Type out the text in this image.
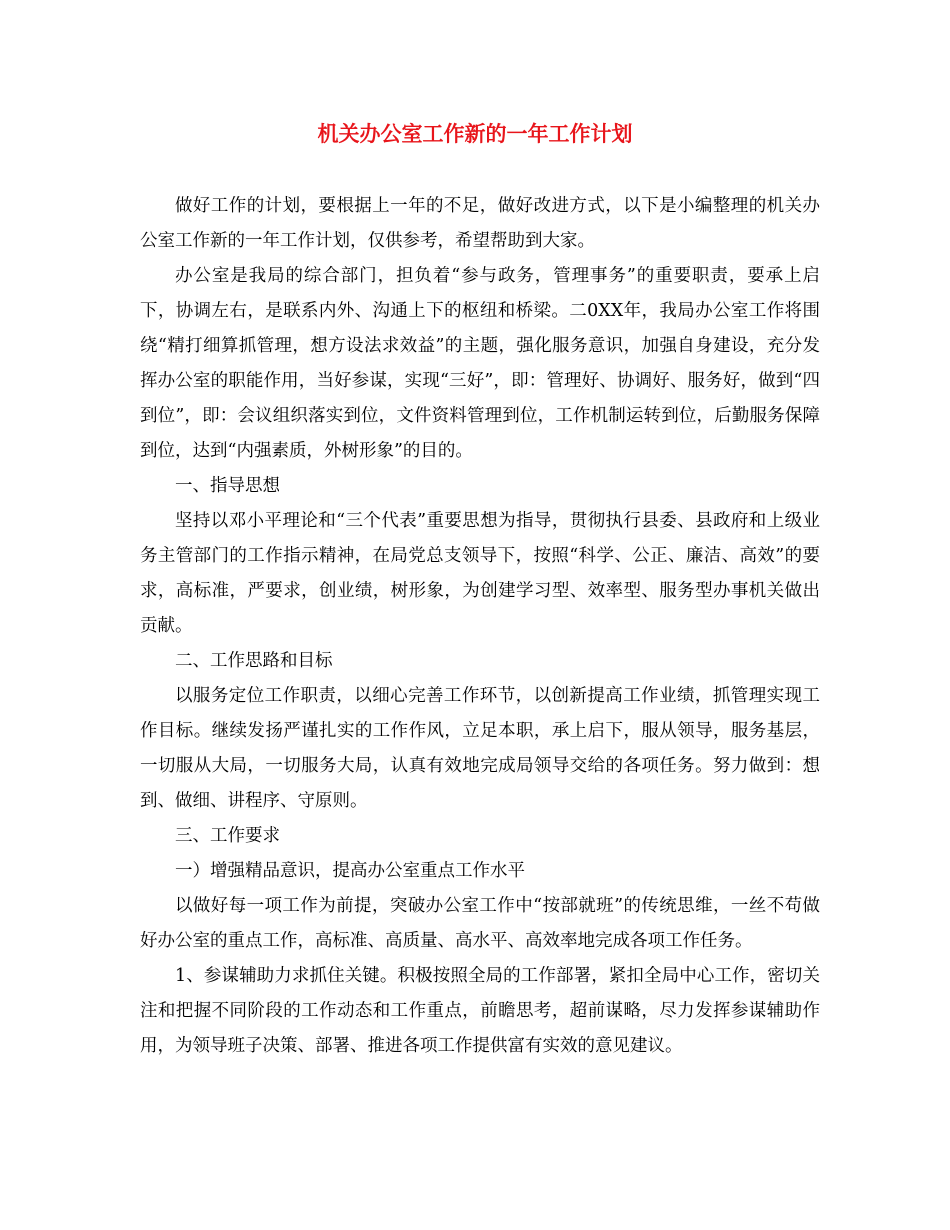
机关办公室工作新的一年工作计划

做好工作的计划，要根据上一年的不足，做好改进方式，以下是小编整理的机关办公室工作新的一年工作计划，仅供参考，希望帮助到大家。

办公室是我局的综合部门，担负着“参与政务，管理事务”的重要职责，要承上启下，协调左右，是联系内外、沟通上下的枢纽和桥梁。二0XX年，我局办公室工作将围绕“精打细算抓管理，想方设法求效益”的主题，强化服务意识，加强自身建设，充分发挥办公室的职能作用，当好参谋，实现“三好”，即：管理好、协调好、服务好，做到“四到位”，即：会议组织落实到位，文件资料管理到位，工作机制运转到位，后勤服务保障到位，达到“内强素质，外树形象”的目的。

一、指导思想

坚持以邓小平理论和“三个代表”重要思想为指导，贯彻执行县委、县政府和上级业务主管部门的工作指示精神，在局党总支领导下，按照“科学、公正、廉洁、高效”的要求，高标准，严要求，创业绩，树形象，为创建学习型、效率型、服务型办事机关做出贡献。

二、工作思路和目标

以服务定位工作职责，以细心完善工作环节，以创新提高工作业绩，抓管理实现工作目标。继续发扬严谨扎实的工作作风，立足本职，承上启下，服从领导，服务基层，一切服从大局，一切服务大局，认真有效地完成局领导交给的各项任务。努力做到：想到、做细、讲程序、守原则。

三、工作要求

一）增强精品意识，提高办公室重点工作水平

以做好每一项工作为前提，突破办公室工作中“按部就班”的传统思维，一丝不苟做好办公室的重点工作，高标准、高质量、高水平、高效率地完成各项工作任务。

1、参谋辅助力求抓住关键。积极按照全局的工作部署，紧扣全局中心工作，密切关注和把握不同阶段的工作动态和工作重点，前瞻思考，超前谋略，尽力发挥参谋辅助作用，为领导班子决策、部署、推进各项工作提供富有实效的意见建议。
------------
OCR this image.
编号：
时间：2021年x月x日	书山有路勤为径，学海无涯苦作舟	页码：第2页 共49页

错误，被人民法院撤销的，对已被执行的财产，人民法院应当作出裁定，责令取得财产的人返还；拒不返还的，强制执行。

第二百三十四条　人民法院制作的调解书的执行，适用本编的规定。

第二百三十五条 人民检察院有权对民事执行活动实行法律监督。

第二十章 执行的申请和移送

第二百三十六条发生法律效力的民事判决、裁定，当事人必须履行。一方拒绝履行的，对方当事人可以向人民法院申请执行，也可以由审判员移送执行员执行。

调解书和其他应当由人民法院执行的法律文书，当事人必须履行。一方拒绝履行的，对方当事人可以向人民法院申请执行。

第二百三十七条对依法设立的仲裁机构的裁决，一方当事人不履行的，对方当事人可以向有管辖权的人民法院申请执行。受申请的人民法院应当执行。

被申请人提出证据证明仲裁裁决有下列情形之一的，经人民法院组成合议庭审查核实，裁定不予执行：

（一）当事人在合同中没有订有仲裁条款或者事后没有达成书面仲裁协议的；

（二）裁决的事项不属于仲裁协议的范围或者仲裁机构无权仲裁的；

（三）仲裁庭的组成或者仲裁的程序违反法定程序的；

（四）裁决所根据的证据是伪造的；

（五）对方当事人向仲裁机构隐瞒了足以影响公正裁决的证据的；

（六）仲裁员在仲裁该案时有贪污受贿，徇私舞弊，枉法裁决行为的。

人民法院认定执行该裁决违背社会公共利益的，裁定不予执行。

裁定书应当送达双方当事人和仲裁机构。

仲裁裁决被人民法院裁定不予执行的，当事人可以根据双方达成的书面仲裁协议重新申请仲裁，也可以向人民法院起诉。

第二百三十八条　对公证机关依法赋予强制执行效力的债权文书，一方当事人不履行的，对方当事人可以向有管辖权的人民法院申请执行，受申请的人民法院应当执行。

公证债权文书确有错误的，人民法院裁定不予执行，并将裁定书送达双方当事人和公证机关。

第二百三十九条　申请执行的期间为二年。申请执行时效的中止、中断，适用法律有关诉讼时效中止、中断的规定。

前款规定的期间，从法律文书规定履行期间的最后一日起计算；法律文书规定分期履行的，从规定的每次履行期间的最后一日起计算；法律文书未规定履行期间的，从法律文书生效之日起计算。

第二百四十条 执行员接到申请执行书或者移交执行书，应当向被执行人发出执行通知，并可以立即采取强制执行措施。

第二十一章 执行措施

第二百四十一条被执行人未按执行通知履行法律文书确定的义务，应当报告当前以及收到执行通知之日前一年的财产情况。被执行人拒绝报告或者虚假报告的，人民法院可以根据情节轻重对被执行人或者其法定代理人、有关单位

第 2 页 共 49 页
------------
JOB
Give every line of the material that includes the string "对方当事人可以向人民法院申请执行".

SOLUTION TO THIS PROBLEM
第二百三十六条发生法律效力的民事判决、裁定，当事人必须履行。一方拒绝履行的，对方当事人可以向人民法院申请执行，也可以由审判员移送执行员执行。
调解书和其他应当由人民法院执行的法律文书，当事人必须履行。一方拒绝履行的，对方当事人可以向人民法院申请执行。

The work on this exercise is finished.